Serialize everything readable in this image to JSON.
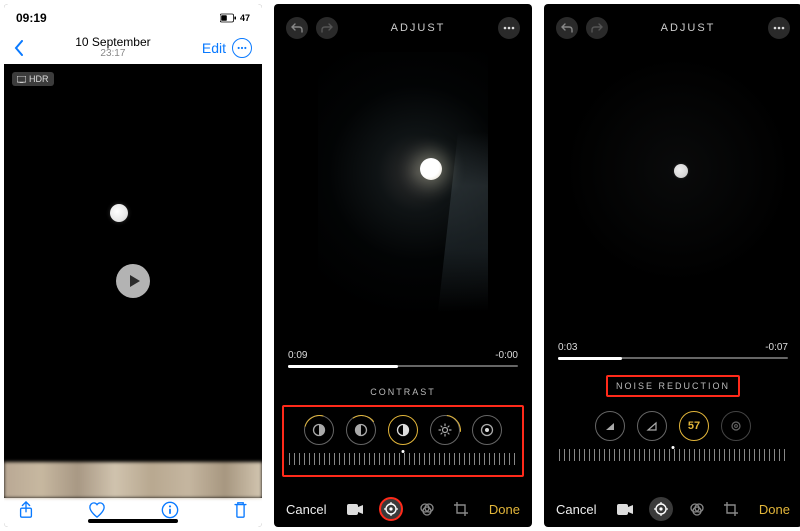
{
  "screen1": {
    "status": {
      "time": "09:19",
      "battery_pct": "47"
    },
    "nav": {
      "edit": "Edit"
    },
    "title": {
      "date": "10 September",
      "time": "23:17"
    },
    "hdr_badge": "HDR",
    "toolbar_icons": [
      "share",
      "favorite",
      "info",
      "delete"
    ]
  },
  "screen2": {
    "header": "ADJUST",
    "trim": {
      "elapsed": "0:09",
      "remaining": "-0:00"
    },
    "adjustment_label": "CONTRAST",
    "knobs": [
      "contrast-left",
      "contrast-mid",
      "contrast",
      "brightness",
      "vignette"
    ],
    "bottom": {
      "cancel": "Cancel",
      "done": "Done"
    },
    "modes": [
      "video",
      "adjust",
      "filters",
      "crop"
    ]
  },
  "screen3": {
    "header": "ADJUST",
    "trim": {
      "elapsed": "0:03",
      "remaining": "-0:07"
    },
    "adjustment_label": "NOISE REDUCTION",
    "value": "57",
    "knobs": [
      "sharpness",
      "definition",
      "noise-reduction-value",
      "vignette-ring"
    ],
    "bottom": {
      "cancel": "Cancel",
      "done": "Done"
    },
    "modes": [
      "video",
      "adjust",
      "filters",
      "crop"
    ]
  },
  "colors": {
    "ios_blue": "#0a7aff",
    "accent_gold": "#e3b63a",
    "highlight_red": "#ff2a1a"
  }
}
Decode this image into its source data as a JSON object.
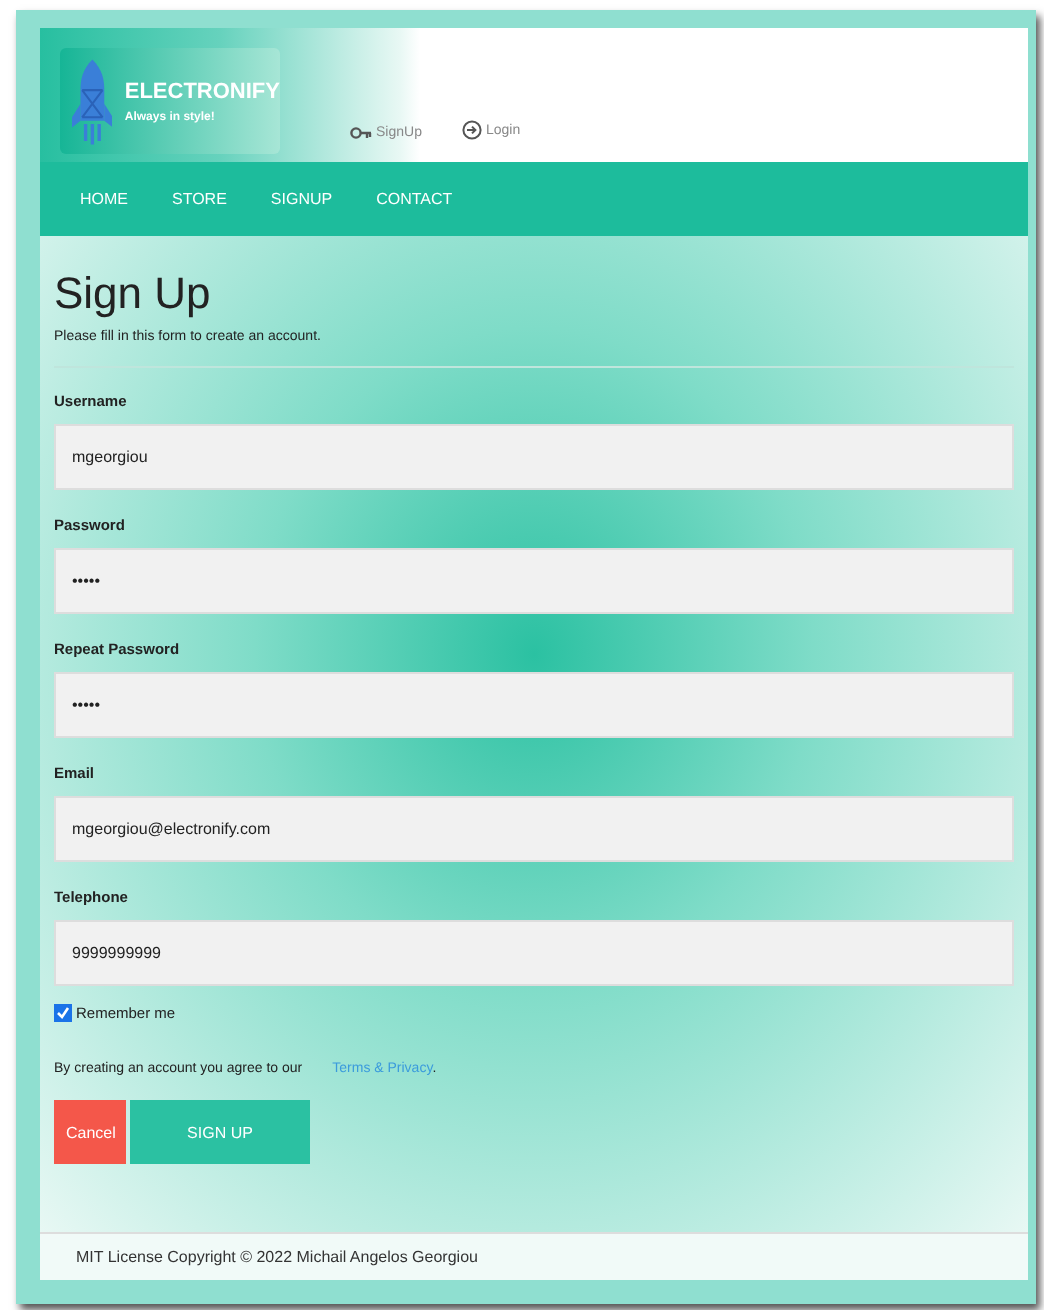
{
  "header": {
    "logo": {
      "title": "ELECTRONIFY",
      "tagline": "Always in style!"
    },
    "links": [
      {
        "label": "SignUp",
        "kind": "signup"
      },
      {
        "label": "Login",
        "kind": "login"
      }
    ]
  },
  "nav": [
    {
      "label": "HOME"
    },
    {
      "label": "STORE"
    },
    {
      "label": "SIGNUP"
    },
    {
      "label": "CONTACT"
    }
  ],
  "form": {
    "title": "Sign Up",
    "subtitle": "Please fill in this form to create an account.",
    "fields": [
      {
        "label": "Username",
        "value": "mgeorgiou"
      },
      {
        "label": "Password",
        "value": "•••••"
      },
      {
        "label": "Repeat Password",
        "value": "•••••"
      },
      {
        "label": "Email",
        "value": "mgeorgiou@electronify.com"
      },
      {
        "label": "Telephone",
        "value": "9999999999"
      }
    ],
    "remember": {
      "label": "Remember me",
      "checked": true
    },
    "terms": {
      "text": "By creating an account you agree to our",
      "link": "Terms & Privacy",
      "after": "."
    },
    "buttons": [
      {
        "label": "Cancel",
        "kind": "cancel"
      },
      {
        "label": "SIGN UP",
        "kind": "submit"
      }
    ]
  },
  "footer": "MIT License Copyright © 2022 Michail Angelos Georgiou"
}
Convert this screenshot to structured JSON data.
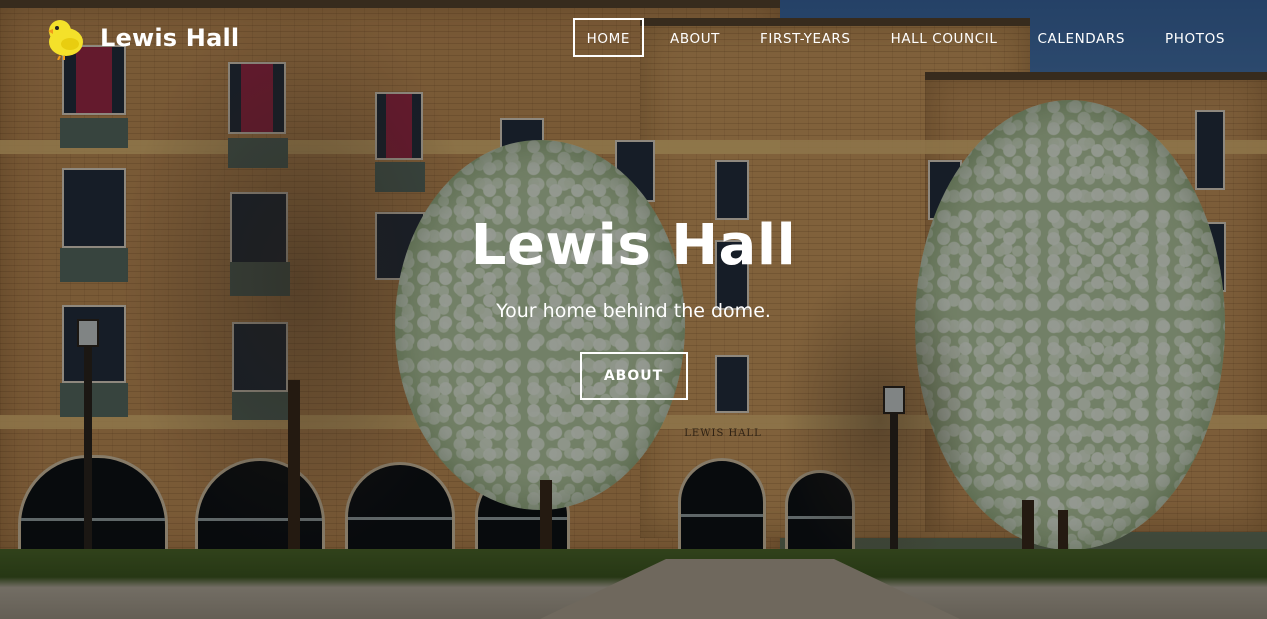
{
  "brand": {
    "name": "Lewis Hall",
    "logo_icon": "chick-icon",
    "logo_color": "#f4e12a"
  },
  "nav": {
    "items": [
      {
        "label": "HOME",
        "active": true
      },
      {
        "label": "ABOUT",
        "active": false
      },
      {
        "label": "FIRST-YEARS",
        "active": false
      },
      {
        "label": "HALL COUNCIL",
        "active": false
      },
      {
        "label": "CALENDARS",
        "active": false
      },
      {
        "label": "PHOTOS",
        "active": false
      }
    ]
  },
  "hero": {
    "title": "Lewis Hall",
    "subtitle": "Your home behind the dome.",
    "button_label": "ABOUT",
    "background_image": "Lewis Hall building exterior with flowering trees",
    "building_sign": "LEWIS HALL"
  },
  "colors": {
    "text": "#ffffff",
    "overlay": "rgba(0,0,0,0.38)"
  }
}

==================================================

◆ **Short task**: Note how many lines of the material contain the string "Password". Then report that number by itself.

◆ **Reply**: 2